Required work => Output the lines that follow exactly as they are.

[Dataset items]
◇ ◇ ◇ ◇ ◇ ◇ ◇

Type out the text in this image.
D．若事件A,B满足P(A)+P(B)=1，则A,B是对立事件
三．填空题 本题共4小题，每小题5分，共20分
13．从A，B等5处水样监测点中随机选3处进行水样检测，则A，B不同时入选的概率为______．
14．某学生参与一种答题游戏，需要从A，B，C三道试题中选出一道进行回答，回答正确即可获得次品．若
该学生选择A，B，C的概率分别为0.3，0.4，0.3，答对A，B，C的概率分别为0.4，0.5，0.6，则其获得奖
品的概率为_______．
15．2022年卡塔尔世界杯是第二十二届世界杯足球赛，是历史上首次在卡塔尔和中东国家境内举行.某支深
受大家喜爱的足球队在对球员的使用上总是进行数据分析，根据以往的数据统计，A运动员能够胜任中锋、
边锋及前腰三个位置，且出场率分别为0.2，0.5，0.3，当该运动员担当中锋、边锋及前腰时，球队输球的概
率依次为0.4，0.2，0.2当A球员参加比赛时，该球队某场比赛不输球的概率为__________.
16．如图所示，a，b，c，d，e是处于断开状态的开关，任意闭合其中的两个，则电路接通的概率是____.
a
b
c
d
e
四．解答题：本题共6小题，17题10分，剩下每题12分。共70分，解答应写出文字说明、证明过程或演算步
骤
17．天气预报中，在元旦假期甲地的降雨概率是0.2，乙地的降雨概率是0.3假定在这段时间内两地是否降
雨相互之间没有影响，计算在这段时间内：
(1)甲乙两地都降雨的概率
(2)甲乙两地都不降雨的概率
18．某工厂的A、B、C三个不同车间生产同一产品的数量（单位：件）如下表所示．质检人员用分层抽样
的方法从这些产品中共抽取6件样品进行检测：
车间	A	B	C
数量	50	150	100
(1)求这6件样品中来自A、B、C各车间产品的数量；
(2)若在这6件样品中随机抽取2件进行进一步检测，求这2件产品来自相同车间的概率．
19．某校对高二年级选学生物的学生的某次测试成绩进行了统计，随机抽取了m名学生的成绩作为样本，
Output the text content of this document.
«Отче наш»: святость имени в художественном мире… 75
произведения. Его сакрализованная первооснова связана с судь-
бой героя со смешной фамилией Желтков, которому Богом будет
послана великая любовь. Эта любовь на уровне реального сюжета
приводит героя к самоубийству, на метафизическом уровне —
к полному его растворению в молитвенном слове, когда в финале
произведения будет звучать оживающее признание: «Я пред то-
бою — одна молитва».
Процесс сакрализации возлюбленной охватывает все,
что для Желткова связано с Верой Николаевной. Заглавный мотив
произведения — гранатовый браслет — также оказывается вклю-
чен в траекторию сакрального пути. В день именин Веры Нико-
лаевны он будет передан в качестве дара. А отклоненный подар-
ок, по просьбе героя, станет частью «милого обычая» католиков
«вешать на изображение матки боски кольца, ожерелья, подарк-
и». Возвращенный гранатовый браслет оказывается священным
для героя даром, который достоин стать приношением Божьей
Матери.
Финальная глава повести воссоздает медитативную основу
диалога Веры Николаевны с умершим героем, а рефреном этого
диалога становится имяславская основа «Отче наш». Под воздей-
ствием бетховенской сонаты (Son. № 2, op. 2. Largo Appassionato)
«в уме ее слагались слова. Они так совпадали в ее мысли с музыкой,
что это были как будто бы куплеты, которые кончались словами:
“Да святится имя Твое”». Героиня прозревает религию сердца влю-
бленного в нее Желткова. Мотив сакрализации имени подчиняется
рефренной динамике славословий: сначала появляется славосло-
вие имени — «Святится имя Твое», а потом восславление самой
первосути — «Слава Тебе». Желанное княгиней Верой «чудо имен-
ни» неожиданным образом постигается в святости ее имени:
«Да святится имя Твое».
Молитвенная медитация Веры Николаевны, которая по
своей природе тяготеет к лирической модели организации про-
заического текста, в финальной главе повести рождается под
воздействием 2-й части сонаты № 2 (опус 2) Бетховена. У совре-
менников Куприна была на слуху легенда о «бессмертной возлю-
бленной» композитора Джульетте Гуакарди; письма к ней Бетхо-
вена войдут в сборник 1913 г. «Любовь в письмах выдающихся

◇ ◇ ◇ ◇ ◇ ◇ ◇

Correct response =>
Type out the text in this image.
D．若事件A,B满足P(A)+P(B)=1，则A,B是对立事件
三．填空题 本题共4小题，每小题5分，共20分
13．从A，B等5处水样监测点中随机选3处进行水样检测，则A，B不同时入选的概率为______．
14．某学生参与一种答题游戏，需要从A，B，C三道试题中选出一道进行回答，回答正确即可获得次品．若
该学生选择A，B，C的概率分别为0.3，0.4，0.3，答对A，B，C的概率分别为0.4，0.5，0.6，则其获得奖
品的概率为_______．
15．2022年卡塔尔世界杯是第二十二届世界杯足球赛，是历史上首次在卡塔尔和中东国家境内举行.某支深
受大家喜爱的足球队在对球员的使用上总是进行数据分析，根据以往的数据统计，A运动员能够胜任中锋、
边锋及前腰三个位置，且出场率分别为0.2，0.5，0.3，当该运动员担当中锋、边锋及前腰时，球队输球的概
率依次为0.4，0.2，0.2当A球员参加比赛时，该球队某场比赛不输球的概率为__________.
16．如图所示，a，b，c，d，e是处于断开状态的开关，任意闭合其中的两个，则电路接通的概率是____.
a
b
c
d
e
四．解答题：本题共6小题，17题10分，剩下每题12分。共70分，解答应写出文字说明、证明过程或演算步
骤
17．天气预报中，在元旦假期甲地的降雨概率是0.2，乙地的降雨概率是0.3假定在这段时间内两地是否降
雨相互之间没有影响，计算在这段时间内：
(1)甲乙两地都降雨的概率
(2)甲乙两地都不降雨的概率
18．某工厂的A、B、C三个不同车间生产同一产品的数量（单位：件）如下表所示．质检人员用分层抽样
的方法从这些产品中共抽取6件样品进行检测：
车间	A	B	C
数量	50	150	100
(1)求这6件样品中来自A、B、C各车间产品的数量；
(2)若在这6件样品中随机抽取2件进行进一步检测，求这2件产品来自相同车间的概率．
19．某校对高二年级选学生物的学生的某次测试成绩进行了统计，随机抽取了m名学生的成绩作为样本，
Output the text content of this document.
«Отче наш»: святость имени в художественном мире… 75
произведения. Его сакрализованная первооснова связана с судь-
бой героя со смешной фамилией Желтков, которому Богом будет
послана великая любовь. Эта любовь на уровне реального сюжета
приводит героя к самоубийству, на метафизическом уровне —
к полному его растворению в молитвенном слове, когда в финале
произведения будет звучать оживающее признание: «Я пред то-
бою — одна молитва».
Процесс сакрализации возлюбленной охватывает все,
что для Желткова связано с Верой Николаевной. Заглавный мотив
произведения — гранатовый браслет — также оказывается вклю-
чен в траекторию сакрального пути. В день именин Веры Нико-
лаевны он будет передан в качестве дара. А отклоненный подар-
ок, по просьбе героя, станет частью «милого обычая» католиков
«вешать на изображение матки боски кольца, ожерелья, подарк-
и». Возвращенный гранатовый браслет оказывается священным
для героя даром, который достоин стать приношением Божьей
Матери.
Финальная глава повести воссоздает медитативную основу
диалога Веры Николаевны с умершим героем, а рефреном этого
диалога становится имяславская основа «Отче наш». Под воздей-
ствием бетховенской сонаты (Son. № 2, op. 2. Largo Appassionato)
«в уме ее слагались слова. Они так совпадали в ее мысли с музыкой,
что это были как будто бы куплеты, которые кончались словами:
“Да святится имя Твое”». Героиня прозревает религию сердца влю-
бленного в нее Желткова. Мотив сакрализации имени подчиняется
рефренной динамике славословий: сначала появляется славосло-
вие имени — «Святится имя Твое», а потом восславление самой
первосути — «Слава Тебе». Желанное княгиней Верой «чудо имен-
ни» неожиданным образом постигается в святости ее имени:
«Да святится имя Твое».
Молитвенная медитация Веры Николаевны, которая по
своей природе тяготеет к лирической модели организации про-
заического текста, в финальной главе повести рождается под
воздействием 2-й части сонаты № 2 (опус 2) Бетховена. У совре-
менников Куприна была на слуху легенда о «бессмертной возлю-
бленной» композитора Джульетте Гуакарди; письма к ней Бетхо-
вена войдут в сборник 1913 г. «Любовь в письмах выдающихся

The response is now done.